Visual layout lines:
++++++++
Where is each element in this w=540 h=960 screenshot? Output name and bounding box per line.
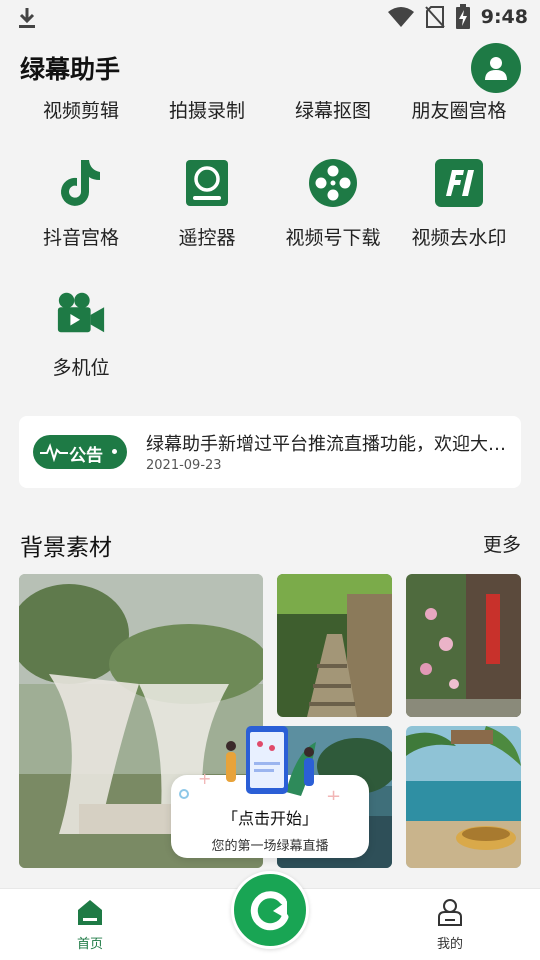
home-icon xyxy=(78,900,102,925)
grid-item-label: 视频号下载 xyxy=(285,227,381,249)
app-title: 绿幕助手 xyxy=(20,55,121,84)
nav-me-label: 我的 xyxy=(436,937,463,952)
remove-watermark-grid-item[interactable]: 视频去水印 xyxy=(396,157,522,250)
popup-subtitle: 您的第一场绿幕直播 xyxy=(211,839,329,854)
grid-item-label: 视频去水印 xyxy=(411,227,507,249)
nav-me-tab[interactable]: 我的 xyxy=(418,897,482,952)
more-link[interactable]: 更多 xyxy=(483,530,521,557)
nav-home-label: 首页 xyxy=(76,937,103,952)
clock: 9:48 xyxy=(480,6,528,28)
battery-charging-icon xyxy=(455,4,470,29)
flower-gate-image xyxy=(406,574,521,717)
film-reel-icon xyxy=(309,159,357,207)
tiktok-icon xyxy=(61,160,100,206)
announcement-date: 2021-09-23 xyxy=(146,458,222,473)
refresh-start-icon xyxy=(250,891,289,931)
pulse-icon xyxy=(40,443,68,462)
no-sim-icon xyxy=(424,6,445,28)
nav-home-tab[interactable]: 首页 xyxy=(58,897,122,952)
moments-grid-link[interactable]: 朋友圈宫格 xyxy=(396,96,522,123)
remote-icon xyxy=(186,160,228,206)
download-icon xyxy=(19,8,35,28)
start-live-button[interactable] xyxy=(231,871,309,949)
status-bar: 9:48 xyxy=(0,0,540,38)
video-edit-link[interactable]: 视频剪辑 xyxy=(18,96,144,123)
announcement-badge: 公告 xyxy=(33,435,127,469)
bamboo-path-image xyxy=(277,574,392,717)
beach-image xyxy=(406,726,521,868)
watermark-icon xyxy=(435,159,483,207)
section-title: 背景素材 xyxy=(20,535,112,561)
remote-grid-item[interactable]: 遥控器 xyxy=(144,157,270,250)
popup-title: 「点击开始」 xyxy=(221,809,318,828)
phone-illustration-icon: + + xyxy=(179,726,341,800)
top-shortcuts: 视频剪辑 拍摄录制 绿幕抠图 朋友圈宫格 xyxy=(18,96,522,122)
profile-icon xyxy=(438,899,462,926)
record-link[interactable]: 拍摄录制 xyxy=(144,96,270,123)
svg-text:+: + xyxy=(326,786,341,800)
announcement-card[interactable]: 公告 绿幕助手新增过平台推流直播功能，欢迎大家体验 2021-09-23 xyxy=(19,416,521,488)
tiktok-grid-item[interactable]: 抖音宫格 xyxy=(18,157,144,250)
material-image-bamboo-path[interactable] xyxy=(277,574,392,717)
avatar-button[interactable] xyxy=(471,43,521,93)
announcement-text: 绿幕助手新增过平台推流直播功能，欢迎大家体验 xyxy=(146,434,512,455)
grid-item-label: 遥控器 xyxy=(178,227,236,249)
multi-camera-grid-item[interactable]: 多机位 xyxy=(18,287,144,380)
wifi-icon xyxy=(387,7,414,27)
channel-download-grid-item[interactable]: 视频号下载 xyxy=(270,157,396,250)
video-camera-icon xyxy=(57,292,105,333)
grid-item-label: 多机位 xyxy=(52,357,110,379)
svg-text:+: + xyxy=(198,769,211,788)
user-icon xyxy=(485,57,507,80)
material-image-flower-gate[interactable] xyxy=(406,574,521,717)
material-image-beach[interactable] xyxy=(406,726,521,868)
green-screen-cutout-link[interactable]: 绿幕抠图 xyxy=(270,96,396,123)
grid-item-label: 抖音宫格 xyxy=(42,227,119,249)
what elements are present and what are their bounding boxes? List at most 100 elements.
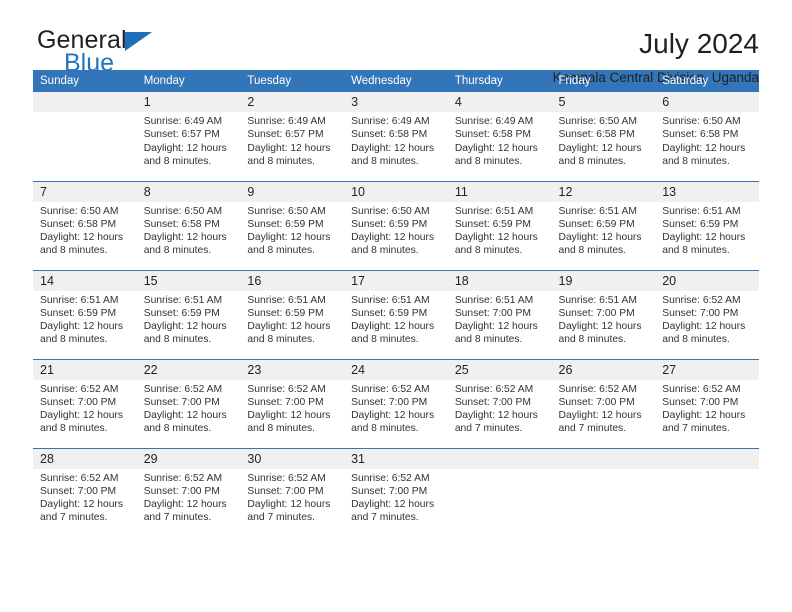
calendar-day-cell[interactable]: 2 Sunrise: 6:49 AM Sunset: 6:57 PM Daylight… xyxy=(240,92,345,181)
calendar-week-row: 14 Sunrise: 6:51 AM Sunset: 6:59 PM Dayligh… xyxy=(33,269,759,359)
day-detail-daylight2: and 7 minutes. xyxy=(40,512,108,524)
day-detail-daylight2: and 8 minutes. xyxy=(351,245,419,257)
day-detail-sunset: Sunset: 6:59 PM xyxy=(662,218,739,230)
calendar-day-cell[interactable]: 20 Sunrise: 6:52 AM Sunset: 7:00 PM Dayligh… xyxy=(655,269,759,359)
day-detail-sunset: Sunset: 7:00 PM xyxy=(558,307,635,319)
calendar-day-cell[interactable]: 14 Sunrise: 6:51 AM Sunset: 6:59 PM Dayligh… xyxy=(33,269,137,359)
calendar-day-cell[interactable]: 28 Sunrise: 6:52 AM Sunset: 7:00 PM Dayligh… xyxy=(33,447,137,537)
day-detail-daylight1: Daylight: 12 hours xyxy=(662,142,746,154)
calendar-day-cell[interactable] xyxy=(655,447,759,537)
day-detail-daylight1: Daylight: 12 hours xyxy=(662,232,746,244)
day-detail-daylight1: Daylight: 12 hours xyxy=(40,232,123,244)
day-detail-daylight1: Daylight: 12 hours xyxy=(454,142,538,154)
calendar-day-cell[interactable]: 7 Sunrise: 6:50 AM Sunset: 6:58 PM Daylight… xyxy=(33,180,137,270)
calendar-day-cell[interactable]: 23 Sunrise: 6:52 AM Sunset: 7:00 PM Dayligh… xyxy=(240,358,345,448)
day-detail-sunset: Sunset: 6:59 PM xyxy=(454,218,531,230)
calendar-day-cell[interactable]: 5 Sunrise: 6:50 AM Sunset: 6:58 PM Daylight… xyxy=(551,92,656,181)
day-details xyxy=(655,469,759,472)
day-cell-inner: 31 Sunrise: 6:52 AM Sunset: 7:00 PM Dayligh… xyxy=(344,448,448,538)
day-details: Sunrise: 6:52 AM Sunset: 7:00 PM Daylight:… xyxy=(33,380,137,436)
calendar-day-cell[interactable]: 16 Sunrise: 6:51 AM Sunset: 6:59 PM Dayligh… xyxy=(240,269,345,359)
calendar-day-cell[interactable]: 26 Sunrise: 6:52 AM Sunset: 7:00 PM Dayligh… xyxy=(551,358,656,448)
calendar-day-cell[interactable]: 11 Sunrise: 6:51 AM Sunset: 6:59 PM Dayligh… xyxy=(447,180,552,270)
weekday-header-thursday: Thursday xyxy=(447,70,552,92)
day-cell-inner: 15 Sunrise: 6:51 AM Sunset: 6:59 PM Dayligh… xyxy=(136,270,241,359)
day-detail-daylight1: Daylight: 12 hours xyxy=(662,321,746,333)
calendar-day-cell[interactable] xyxy=(551,447,656,537)
day-cell-inner: 7 Sunrise: 6:50 AM Sunset: 6:58 PM Daylight… xyxy=(33,181,137,270)
calendar-day-cell[interactable]: 17 Sunrise: 6:51 AM Sunset: 6:59 PM Dayligh… xyxy=(344,269,448,359)
day-detail-daylight1: Daylight: 12 hours xyxy=(351,410,435,422)
day-details: Sunrise: 6:50 AM Sunset: 6:58 PM Daylight:… xyxy=(552,112,656,168)
calendar-day-cell[interactable]: 31 Sunrise: 6:52 AM Sunset: 7:00 PM Dayligh… xyxy=(344,447,448,538)
day-detail-daylight1: Daylight: 12 hours xyxy=(143,232,227,244)
day-detail-daylight1: Daylight: 12 hours xyxy=(558,410,642,422)
calendar-day-cell[interactable]: 22 Sunrise: 6:52 AM Sunset: 7:00 PM Dayligh… xyxy=(136,358,241,448)
day-detail-daylight2: and 7 minutes. xyxy=(351,512,419,524)
day-detail-daylight1: Daylight: 12 hours xyxy=(558,232,642,244)
day-detail-daylight1: Daylight: 12 hours xyxy=(143,321,227,333)
day-cell-inner: 20 Sunrise: 6:52 AM Sunset: 7:00 PM Dayligh… xyxy=(655,270,759,359)
day-cell-inner: 9 Sunrise: 6:50 AM Sunset: 6:59 PM Daylight… xyxy=(240,181,345,270)
calendar-day-cell[interactable]: 10 Sunrise: 6:50 AM Sunset: 6:59 PM Dayligh… xyxy=(344,180,448,270)
day-cell-inner: 26 Sunrise: 6:52 AM Sunset: 7:00 PM Dayligh… xyxy=(551,359,656,448)
calendar-day-cell[interactable]: 24 Sunrise: 6:52 AM Sunset: 7:00 PM Dayligh… xyxy=(344,358,448,448)
general-blue-logo[interactable]: General Blue xyxy=(33,27,207,83)
day-details xyxy=(33,112,137,115)
day-detail-sunset: Sunset: 6:59 PM xyxy=(558,218,635,230)
day-detail-daylight1: Daylight: 12 hours xyxy=(351,499,435,511)
day-detail-sunset: Sunset: 7:00 PM xyxy=(454,396,531,408)
calendar-day-cell[interactable]: 29 Sunrise: 6:52 AM Sunset: 7:00 PM Dayligh… xyxy=(136,447,241,538)
day-detail-sunset: Sunset: 7:00 PM xyxy=(662,396,739,408)
day-number: 13 xyxy=(655,181,759,202)
day-detail-daylight2: and 8 minutes. xyxy=(40,334,108,346)
day-cell-inner: 10 Sunrise: 6:50 AM Sunset: 6:59 PM Dayligh… xyxy=(344,181,448,270)
day-cell-inner xyxy=(447,448,552,538)
calendar-day-cell[interactable]: 4 Sunrise: 6:49 AM Sunset: 6:58 PM Daylight… xyxy=(447,92,552,181)
calendar-day-cell[interactable]: 25 Sunrise: 6:52 AM Sunset: 7:00 PM Dayligh… xyxy=(447,358,552,448)
day-detail-daylight1: Daylight: 12 hours xyxy=(351,321,435,333)
day-number xyxy=(33,92,137,112)
calendar-day-cell[interactable]: 15 Sunrise: 6:51 AM Sunset: 6:59 PM Dayligh… xyxy=(136,269,241,359)
calendar-day-cell[interactable]: 21 Sunrise: 6:52 AM Sunset: 7:00 PM Dayligh… xyxy=(33,358,137,448)
day-detail-daylight2: and 8 minutes. xyxy=(558,155,627,167)
day-detail-daylight1: Daylight: 12 hours xyxy=(454,321,538,333)
calendar-week-row: 7 Sunrise: 6:50 AM Sunset: 6:58 PM Daylight… xyxy=(33,180,759,270)
day-details: Sunrise: 6:52 AM Sunset: 7:00 PM Daylight:… xyxy=(655,291,759,347)
day-detail-daylight1: Daylight: 12 hours xyxy=(351,232,435,244)
calendar-day-cell[interactable]: 30 Sunrise: 6:52 AM Sunset: 7:00 PM Dayligh… xyxy=(240,447,345,537)
calendar-day-cell[interactable]: 13 Sunrise: 6:51 AM Sunset: 6:59 PM Dayligh… xyxy=(655,180,759,270)
day-detail-daylight1: Daylight: 12 hours xyxy=(454,410,538,422)
calendar-day-cell[interactable]: 8 Sunrise: 6:50 AM Sunset: 6:58 PM Daylight… xyxy=(136,180,241,270)
day-detail-sunset: Sunset: 6:59 PM xyxy=(351,218,428,230)
day-details: Sunrise: 6:50 AM Sunset: 6:58 PM Daylight:… xyxy=(655,112,759,168)
day-cell-inner: 14 Sunrise: 6:51 AM Sunset: 6:59 PM Dayligh… xyxy=(33,270,137,359)
day-detail-sunrise: Sunrise: 6:49 AM xyxy=(247,116,326,127)
calendar-day-cell[interactable]: 27 Sunrise: 6:52 AM Sunset: 7:00 PM Dayligh… xyxy=(655,358,759,448)
day-cell-inner: 29 Sunrise: 6:52 AM Sunset: 7:00 PM Dayligh… xyxy=(136,448,241,538)
day-number: 1 xyxy=(136,92,241,112)
calendar-day-cell[interactable]: 9 Sunrise: 6:50 AM Sunset: 6:59 PM Daylight… xyxy=(240,180,345,270)
calendar-day-cell[interactable]: 6 Sunrise: 6:50 AM Sunset: 6:58 PM Daylight… xyxy=(655,92,759,181)
calendar-day-cell[interactable]: 1 Sunrise: 6:49 AM Sunset: 6:57 PM Daylight… xyxy=(136,92,241,181)
day-detail-sunrise: Sunrise: 6:51 AM xyxy=(558,294,637,306)
day-number: 12 xyxy=(551,181,656,202)
day-detail-daylight2: and 8 minutes. xyxy=(40,245,108,257)
day-number: 22 xyxy=(136,359,241,380)
day-details: Sunrise: 6:49 AM Sunset: 6:57 PM Daylight:… xyxy=(137,112,241,168)
calendar-day-cell[interactable] xyxy=(33,92,137,181)
calendar-day-cell[interactable]: 18 Sunrise: 6:51 AM Sunset: 7:00 PM Dayligh… xyxy=(447,269,552,359)
day-cell-inner: 17 Sunrise: 6:51 AM Sunset: 6:59 PM Dayligh… xyxy=(344,270,448,359)
day-number: 21 xyxy=(33,359,137,380)
calendar-day-cell[interactable]: 19 Sunrise: 6:51 AM Sunset: 7:00 PM Dayligh… xyxy=(551,269,656,359)
day-detail-sunrise: Sunrise: 6:52 AM xyxy=(662,383,741,395)
day-cell-inner: 12 Sunrise: 6:51 AM Sunset: 6:59 PM Dayligh… xyxy=(551,181,656,270)
day-detail-sunrise: Sunrise: 6:52 AM xyxy=(351,383,430,395)
calendar-day-cell[interactable]: 12 Sunrise: 6:51 AM Sunset: 6:59 PM Dayligh… xyxy=(551,180,656,270)
calendar-day-cell[interactable] xyxy=(447,447,552,538)
calendar-day-cell[interactable]: 3 Sunrise: 6:49 AM Sunset: 6:58 PM Daylight… xyxy=(344,92,448,181)
day-detail-sunrise: Sunrise: 6:52 AM xyxy=(247,383,326,395)
day-number: 15 xyxy=(136,270,241,291)
day-number: 27 xyxy=(655,359,759,380)
day-detail-daylight2: and 8 minutes. xyxy=(40,423,108,435)
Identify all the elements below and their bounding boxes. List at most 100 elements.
++++++++
EXERCISE TASK: Echo everything from the line containing "calendar-day-cell[interactable]: 2 Sunrise: 6:49" down to the line containing "calendar-day-cell[interactable]: 14 Sunrise: 6:51", both included.

RESPONSE:
calendar-day-cell[interactable]: 2 Sunrise: 6:49 AM Sunset: 6:57 PM Daylight… xyxy=(240,92,345,181)
calendar-week-row: 14 Sunrise: 6:51 AM Sunset: 6:59 PM Dayligh… xyxy=(33,269,759,359)
day-detail-daylight2: and 7 minutes. xyxy=(40,512,108,524)
day-detail-daylight2: and 8 minutes. xyxy=(351,245,419,257)
day-detail-sunset: Sunset: 6:59 PM xyxy=(662,218,739,230)
calendar-day-cell[interactable]: 20 Sunrise: 6:52 AM Sunset: 7:00 PM Dayligh… xyxy=(655,269,759,359)
day-detail-sunset: Sunset: 7:00 PM xyxy=(558,307,635,319)
calendar-day-cell[interactable]: 14 Sunrise: 6:51 AM Sunset: 6:59 PM Dayligh… xyxy=(33,269,137,359)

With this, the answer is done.